# Start of Dataset records

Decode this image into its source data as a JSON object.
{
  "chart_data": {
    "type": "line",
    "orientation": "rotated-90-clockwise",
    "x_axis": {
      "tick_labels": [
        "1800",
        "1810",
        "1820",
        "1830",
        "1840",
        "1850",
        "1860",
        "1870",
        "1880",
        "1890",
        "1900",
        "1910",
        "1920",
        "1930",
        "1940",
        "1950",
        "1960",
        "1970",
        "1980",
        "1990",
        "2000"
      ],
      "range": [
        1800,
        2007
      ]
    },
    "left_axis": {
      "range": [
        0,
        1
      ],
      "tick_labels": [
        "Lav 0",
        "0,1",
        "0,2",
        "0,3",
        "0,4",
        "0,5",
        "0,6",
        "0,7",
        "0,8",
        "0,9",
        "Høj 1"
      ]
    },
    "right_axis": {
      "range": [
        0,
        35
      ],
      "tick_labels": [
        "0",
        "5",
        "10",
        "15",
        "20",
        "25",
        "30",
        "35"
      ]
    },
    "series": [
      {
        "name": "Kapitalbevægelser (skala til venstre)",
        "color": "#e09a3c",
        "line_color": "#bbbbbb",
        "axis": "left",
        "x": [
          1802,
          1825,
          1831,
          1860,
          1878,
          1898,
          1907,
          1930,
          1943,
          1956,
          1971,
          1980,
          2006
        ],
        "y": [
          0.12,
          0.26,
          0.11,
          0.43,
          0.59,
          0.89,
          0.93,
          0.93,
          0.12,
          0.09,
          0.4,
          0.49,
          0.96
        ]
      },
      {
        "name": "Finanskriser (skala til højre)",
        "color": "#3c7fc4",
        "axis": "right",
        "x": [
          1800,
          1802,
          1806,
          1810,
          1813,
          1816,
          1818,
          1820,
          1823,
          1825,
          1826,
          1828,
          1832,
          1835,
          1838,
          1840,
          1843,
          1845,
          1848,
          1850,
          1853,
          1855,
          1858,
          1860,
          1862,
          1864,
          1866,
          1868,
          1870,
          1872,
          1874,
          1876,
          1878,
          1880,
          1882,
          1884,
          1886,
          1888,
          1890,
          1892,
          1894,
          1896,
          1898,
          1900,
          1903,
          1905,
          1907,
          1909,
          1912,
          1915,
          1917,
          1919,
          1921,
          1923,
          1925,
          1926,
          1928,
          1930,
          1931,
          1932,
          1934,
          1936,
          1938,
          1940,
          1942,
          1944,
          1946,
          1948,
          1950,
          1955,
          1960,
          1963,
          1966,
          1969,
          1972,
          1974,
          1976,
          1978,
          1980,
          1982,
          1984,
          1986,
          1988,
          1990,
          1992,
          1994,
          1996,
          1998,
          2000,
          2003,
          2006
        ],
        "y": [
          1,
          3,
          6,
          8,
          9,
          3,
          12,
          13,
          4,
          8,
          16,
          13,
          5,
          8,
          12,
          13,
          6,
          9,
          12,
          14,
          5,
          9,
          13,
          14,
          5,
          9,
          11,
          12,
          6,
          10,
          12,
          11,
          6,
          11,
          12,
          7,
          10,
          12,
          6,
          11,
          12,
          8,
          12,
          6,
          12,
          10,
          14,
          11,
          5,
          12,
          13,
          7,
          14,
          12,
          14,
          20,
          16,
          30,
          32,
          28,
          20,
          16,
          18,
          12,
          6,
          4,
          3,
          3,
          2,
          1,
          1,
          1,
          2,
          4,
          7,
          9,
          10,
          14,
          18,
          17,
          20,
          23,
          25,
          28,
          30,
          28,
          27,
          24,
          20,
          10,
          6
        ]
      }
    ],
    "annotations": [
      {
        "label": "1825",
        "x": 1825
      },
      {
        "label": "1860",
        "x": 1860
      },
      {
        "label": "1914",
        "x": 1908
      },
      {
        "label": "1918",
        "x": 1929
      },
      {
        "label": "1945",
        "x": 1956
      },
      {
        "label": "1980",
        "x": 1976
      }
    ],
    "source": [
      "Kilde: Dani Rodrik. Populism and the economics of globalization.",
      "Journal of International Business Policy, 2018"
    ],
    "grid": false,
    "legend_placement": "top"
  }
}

# End of Dataset records

» Task statement:
All of the data above should be transcribed exactly.

» Solution for this exercise:
Decode this image into its source data as a JSON object.
{
  "chart_data": {
    "type": "line",
    "orientation": "rotated-90-clockwise",
    "x_axis": {
      "tick_labels": [
        "1800",
        "1810",
        "1820",
        "1830",
        "1840",
        "1850",
        "1860",
        "1870",
        "1880",
        "1890",
        "1900",
        "1910",
        "1920",
        "1930",
        "1940",
        "1950",
        "1960",
        "1970",
        "1980",
        "1990",
        "2000"
      ],
      "range": [
        1800,
        2007
      ]
    },
    "left_axis": {
      "range": [
        0,
        1
      ],
      "tick_labels": [
        "Lav 0",
        "0,1",
        "0,2",
        "0,3",
        "0,4",
        "0,5",
        "0,6",
        "0,7",
        "0,8",
        "0,9",
        "Høj 1"
      ]
    },
    "right_axis": {
      "range": [
        0,
        35
      ],
      "tick_labels": [
        "0",
        "5",
        "10",
        "15",
        "20",
        "25",
        "30",
        "35"
      ]
    },
    "series": [
      {
        "name": "Kapitalbevægelser (skala til venstre)",
        "color": "#e09a3c",
        "line_color": "#bbbbbb",
        "axis": "left",
        "x": [
          1802,
          1825,
          1831,
          1860,
          1878,
          1898,
          1907,
          1930,
          1943,
          1956,
          1971,
          1980,
          2006
        ],
        "y": [
          0.12,
          0.26,
          0.11,
          0.43,
          0.59,
          0.89,
          0.93,
          0.93,
          0.12,
          0.09,
          0.4,
          0.49,
          0.96
        ]
      },
      {
        "name": "Finanskriser (skala til højre)",
        "color": "#3c7fc4",
        "axis": "right",
        "x": [
          1800,
          1802,
          1806,
          1810,
          1813,
          1816,
          1818,
          1820,
          1823,
          1825,
          1826,
          1828,
          1832,
          1835,
          1838,
          1840,
          1843,
          1845,
          1848,
          1850,
          1853,
          1855,
          1858,
          1860,
          1862,
          1864,
          1866,
          1868,
          1870,
          1872,
          1874,
          1876,
          1878,
          1880,
          1882,
          1884,
          1886,
          1888,
          1890,
          1892,
          1894,
          1896,
          1898,
          1900,
          1903,
          1905,
          1907,
          1909,
          1912,
          1915,
          1917,
          1919,
          1921,
          1923,
          1925,
          1926,
          1928,
          1930,
          1931,
          1932,
          1934,
          1936,
          1938,
          1940,
          1942,
          1944,
          1946,
          1948,
          1950,
          1955,
          1960,
          1963,
          1966,
          1969,
          1972,
          1974,
          1976,
          1978,
          1980,
          1982,
          1984,
          1986,
          1988,
          1990,
          1992,
          1994,
          1996,
          1998,
          2000,
          2003,
          2006
        ],
        "y": [
          1,
          3,
          6,
          8,
          9,
          3,
          12,
          13,
          4,
          8,
          16,
          13,
          5,
          8,
          12,
          13,
          6,
          9,
          12,
          14,
          5,
          9,
          13,
          14,
          5,
          9,
          11,
          12,
          6,
          10,
          12,
          11,
          6,
          11,
          12,
          7,
          10,
          12,
          6,
          11,
          12,
          8,
          12,
          6,
          12,
          10,
          14,
          11,
          5,
          12,
          13,
          7,
          14,
          12,
          14,
          20,
          16,
          30,
          32,
          28,
          20,
          16,
          18,
          12,
          6,
          4,
          3,
          3,
          2,
          1,
          1,
          1,
          2,
          4,
          7,
          9,
          10,
          14,
          18,
          17,
          20,
          23,
          25,
          28,
          30,
          28,
          27,
          24,
          20,
          10,
          6
        ]
      }
    ],
    "annotations": [
      {
        "label": "1825",
        "x": 1825
      },
      {
        "label": "1860",
        "x": 1860
      },
      {
        "label": "1914",
        "x": 1908
      },
      {
        "label": "1918",
        "x": 1929
      },
      {
        "label": "1945",
        "x": 1956
      },
      {
        "label": "1980",
        "x": 1976
      }
    ],
    "source": [
      "Kilde: Dani Rodrik. Populism and the economics of globalization.",
      "Journal of International Business Policy, 2018"
    ],
    "grid": false,
    "legend_placement": "top"
  }
}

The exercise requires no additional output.